### RECORDED INFORMATION

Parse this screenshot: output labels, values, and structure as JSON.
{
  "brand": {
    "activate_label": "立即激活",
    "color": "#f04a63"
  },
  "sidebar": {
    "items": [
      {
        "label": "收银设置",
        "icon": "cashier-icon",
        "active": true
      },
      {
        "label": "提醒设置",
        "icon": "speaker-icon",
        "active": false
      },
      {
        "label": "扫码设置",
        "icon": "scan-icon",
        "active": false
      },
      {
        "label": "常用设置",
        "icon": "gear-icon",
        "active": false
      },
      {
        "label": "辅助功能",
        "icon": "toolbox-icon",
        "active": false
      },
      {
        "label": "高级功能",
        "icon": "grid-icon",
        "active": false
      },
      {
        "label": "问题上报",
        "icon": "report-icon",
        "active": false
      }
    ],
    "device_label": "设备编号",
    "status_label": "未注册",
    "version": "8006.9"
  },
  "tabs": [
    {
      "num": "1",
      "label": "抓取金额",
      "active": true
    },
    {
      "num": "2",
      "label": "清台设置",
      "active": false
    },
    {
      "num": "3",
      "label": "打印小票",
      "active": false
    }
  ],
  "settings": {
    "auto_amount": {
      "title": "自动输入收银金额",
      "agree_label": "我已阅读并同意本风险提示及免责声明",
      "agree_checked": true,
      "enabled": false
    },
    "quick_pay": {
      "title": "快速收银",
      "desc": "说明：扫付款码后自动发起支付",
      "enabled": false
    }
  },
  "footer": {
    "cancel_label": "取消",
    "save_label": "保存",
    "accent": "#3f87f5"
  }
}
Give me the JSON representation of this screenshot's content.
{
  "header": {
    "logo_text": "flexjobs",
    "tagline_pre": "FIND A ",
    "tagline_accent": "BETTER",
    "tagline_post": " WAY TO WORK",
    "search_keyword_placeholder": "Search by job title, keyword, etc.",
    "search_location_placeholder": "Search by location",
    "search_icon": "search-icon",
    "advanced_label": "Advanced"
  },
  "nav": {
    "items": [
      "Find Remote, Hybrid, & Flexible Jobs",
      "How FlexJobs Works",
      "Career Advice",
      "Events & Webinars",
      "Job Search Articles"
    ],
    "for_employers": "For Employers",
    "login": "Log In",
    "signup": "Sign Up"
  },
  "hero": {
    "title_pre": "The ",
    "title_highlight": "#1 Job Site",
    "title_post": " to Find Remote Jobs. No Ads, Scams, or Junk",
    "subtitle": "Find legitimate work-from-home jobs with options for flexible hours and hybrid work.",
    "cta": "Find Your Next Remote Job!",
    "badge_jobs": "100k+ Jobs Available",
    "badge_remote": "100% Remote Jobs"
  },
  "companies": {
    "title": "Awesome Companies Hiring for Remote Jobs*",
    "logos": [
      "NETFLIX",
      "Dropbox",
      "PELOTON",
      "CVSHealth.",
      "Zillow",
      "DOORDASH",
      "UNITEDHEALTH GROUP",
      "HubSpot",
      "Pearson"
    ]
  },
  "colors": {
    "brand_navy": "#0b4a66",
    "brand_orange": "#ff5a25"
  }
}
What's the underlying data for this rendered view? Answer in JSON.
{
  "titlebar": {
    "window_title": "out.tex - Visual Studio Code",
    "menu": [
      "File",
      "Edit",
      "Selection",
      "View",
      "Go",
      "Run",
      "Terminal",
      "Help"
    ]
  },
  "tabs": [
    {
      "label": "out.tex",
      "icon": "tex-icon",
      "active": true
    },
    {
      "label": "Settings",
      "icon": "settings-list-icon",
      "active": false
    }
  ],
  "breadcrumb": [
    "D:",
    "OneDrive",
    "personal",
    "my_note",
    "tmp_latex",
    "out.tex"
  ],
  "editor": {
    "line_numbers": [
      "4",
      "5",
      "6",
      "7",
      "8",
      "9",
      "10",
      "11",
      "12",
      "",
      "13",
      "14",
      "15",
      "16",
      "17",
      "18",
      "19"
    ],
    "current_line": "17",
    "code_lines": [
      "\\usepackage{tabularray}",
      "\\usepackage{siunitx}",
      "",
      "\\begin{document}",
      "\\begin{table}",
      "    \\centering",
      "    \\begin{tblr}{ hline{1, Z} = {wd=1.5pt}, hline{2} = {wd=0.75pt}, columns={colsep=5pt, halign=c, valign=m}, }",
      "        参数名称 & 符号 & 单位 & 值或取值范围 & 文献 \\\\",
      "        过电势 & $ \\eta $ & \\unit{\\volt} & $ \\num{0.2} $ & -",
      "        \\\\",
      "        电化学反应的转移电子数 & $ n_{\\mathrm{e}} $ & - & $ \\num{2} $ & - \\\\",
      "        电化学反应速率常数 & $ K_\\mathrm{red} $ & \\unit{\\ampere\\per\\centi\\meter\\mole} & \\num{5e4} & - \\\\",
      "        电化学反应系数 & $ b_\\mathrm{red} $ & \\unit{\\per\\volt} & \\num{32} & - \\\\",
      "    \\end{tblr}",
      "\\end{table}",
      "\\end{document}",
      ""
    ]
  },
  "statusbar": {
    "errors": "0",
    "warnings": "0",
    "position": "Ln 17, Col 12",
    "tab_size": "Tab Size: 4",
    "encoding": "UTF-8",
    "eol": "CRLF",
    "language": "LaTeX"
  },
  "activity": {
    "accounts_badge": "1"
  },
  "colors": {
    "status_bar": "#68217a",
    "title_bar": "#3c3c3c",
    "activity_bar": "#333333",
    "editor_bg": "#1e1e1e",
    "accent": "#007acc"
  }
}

### TASK TO COMPLETE
Exactly reproduce all of the entries above.

### EXERCISE RESULT
Parse this screenshot: output labels, values, and structure as JSON.
{
  "brand": {
    "activate_label": "立即激活",
    "color": "#f04a63"
  },
  "sidebar": {
    "items": [
      {
        "label": "收银设置",
        "icon": "cashier-icon",
        "active": true
      },
      {
        "label": "提醒设置",
        "icon": "speaker-icon",
        "active": false
      },
      {
        "label": "扫码设置",
        "icon": "scan-icon",
        "active": false
      },
      {
        "label": "常用设置",
        "icon": "gear-icon",
        "active": false
      },
      {
        "label": "辅助功能",
        "icon": "toolbox-icon",
        "active": false
      },
      {
        "label": "高级功能",
        "icon": "grid-icon",
        "active": false
      },
      {
        "label": "问题上报",
        "icon": "report-icon",
        "active": false
      }
    ],
    "device_label": "设备编号",
    "status_label": "未注册",
    "version": "8006.9"
  },
  "tabs": [
    {
      "num": "1",
      "label": "抓取金额",
      "active": true
    },
    {
      "num": "2",
      "label": "清台设置",
      "active": false
    },
    {
      "num": "3",
      "label": "打印小票",
      "active": false
    }
  ],
  "settings": {
    "auto_amount": {
      "title": "自动输入收银金额",
      "agree_label": "我已阅读并同意本风险提示及免责声明",
      "agree_checked": true,
      "enabled": false
    },
    "quick_pay": {
      "title": "快速收银",
      "desc": "说明：扫付款码后自动发起支付",
      "enabled": false
    }
  },
  "footer": {
    "cancel_label": "取消",
    "save_label": "保存",
    "accent": "#3f87f5"
  }
}
Give me the JSON representation of this screenshot's content.
{
  "header": {
    "logo_text": "flexjobs",
    "tagline_pre": "FIND A ",
    "tagline_accent": "BETTER",
    "tagline_post": " WAY TO WORK",
    "search_keyword_placeholder": "Search by job title, keyword, etc.",
    "search_location_placeholder": "Search by location",
    "search_icon": "search-icon",
    "advanced_label": "Advanced"
  },
  "nav": {
    "items": [
      "Find Remote, Hybrid, & Flexible Jobs",
      "How FlexJobs Works",
      "Career Advice",
      "Events & Webinars",
      "Job Search Articles"
    ],
    "for_employers": "For Employers",
    "login": "Log In",
    "signup": "Sign Up"
  },
  "hero": {
    "title_pre": "The ",
    "title_highlight": "#1 Job Site",
    "title_post": " to Find Remote Jobs. No Ads, Scams, or Junk",
    "subtitle": "Find legitimate work-from-home jobs with options for flexible hours and hybrid work.",
    "cta": "Find Your Next Remote Job!",
    "badge_jobs": "100k+ Jobs Available",
    "badge_remote": "100% Remote Jobs"
  },
  "companies": {
    "title": "Awesome Companies Hiring for Remote Jobs*",
    "logos": [
      "NETFLIX",
      "Dropbox",
      "PELOTON",
      "CVSHealth.",
      "Zillow",
      "DOORDASH",
      "UNITEDHEALTH GROUP",
      "HubSpot",
      "Pearson"
    ]
  },
  "colors": {
    "brand_navy": "#0b4a66",
    "brand_orange": "#ff5a25"
  }
}
What's the underlying data for this rendered view? Answer in JSON.
{
  "titlebar": {
    "window_title": "out.tex - Visual Studio Code",
    "menu": [
      "File",
      "Edit",
      "Selection",
      "View",
      "Go",
      "Run",
      "Terminal",
      "Help"
    ]
  },
  "tabs": [
    {
      "label": "out.tex",
      "icon": "tex-icon",
      "active": true
    },
    {
      "label": "Settings",
      "icon": "settings-list-icon",
      "active": false
    }
  ],
  "breadcrumb": [
    "D:",
    "OneDrive",
    "personal",
    "my_note",
    "tmp_latex",
    "out.tex"
  ],
  "editor": {
    "line_numbers": [
      "4",
      "5",
      "6",
      "7",
      "8",
      "9",
      "10",
      "11",
      "12",
      "",
      "13",
      "14",
      "15",
      "16",
      "17",
      "18",
      "19"
    ],
    "current_line": "17",
    "code_lines": [
      "\\usepackage{tabularray}",
      "\\usepackage{siunitx}",
      "",
      "\\begin{document}",
      "\\begin{table}",
      "    \\centering",
      "    \\begin{tblr}{ hline{1, Z} = {wd=1.5pt}, hline{2} = {wd=0.75pt}, columns={colsep=5pt, halign=c, valign=m}, }",
      "        参数名称 & 符号 & 单位 & 值或取值范围 & 文献 \\\\",
      "        过电势 & $ \\eta $ & \\unit{\\volt} & $ \\num{0.2} $ & -",
      "        \\\\",
      "        电化学反应的转移电子数 & $ n_{\\mathrm{e}} $ & - & $ \\num{2} $ & - \\\\",
      "        电化学反应速率常数 & $ K_\\mathrm{red} $ & \\unit{\\ampere\\per\\centi\\meter\\mole} & \\num{5e4} & - \\\\",
      "        电化学反应系数 & $ b_\\mathrm{red} $ & \\unit{\\per\\volt} & \\num{32} & - \\\\",
      "    \\end{tblr}",
      "\\end{table}",
      "\\end{document}",
      ""
    ]
  },
  "statusbar": {
    "errors": "0",
    "warnings": "0",
    "position": "Ln 17, Col 12",
    "tab_size": "Tab Size: 4",
    "encoding": "UTF-8",
    "eol": "CRLF",
    "language": "LaTeX"
  },
  "activity": {
    "accounts_badge": "1"
  },
  "colors": {
    "status_bar": "#68217a",
    "title_bar": "#3c3c3c",
    "activity_bar": "#333333",
    "editor_bg": "#1e1e1e",
    "accent": "#007acc"
  }
}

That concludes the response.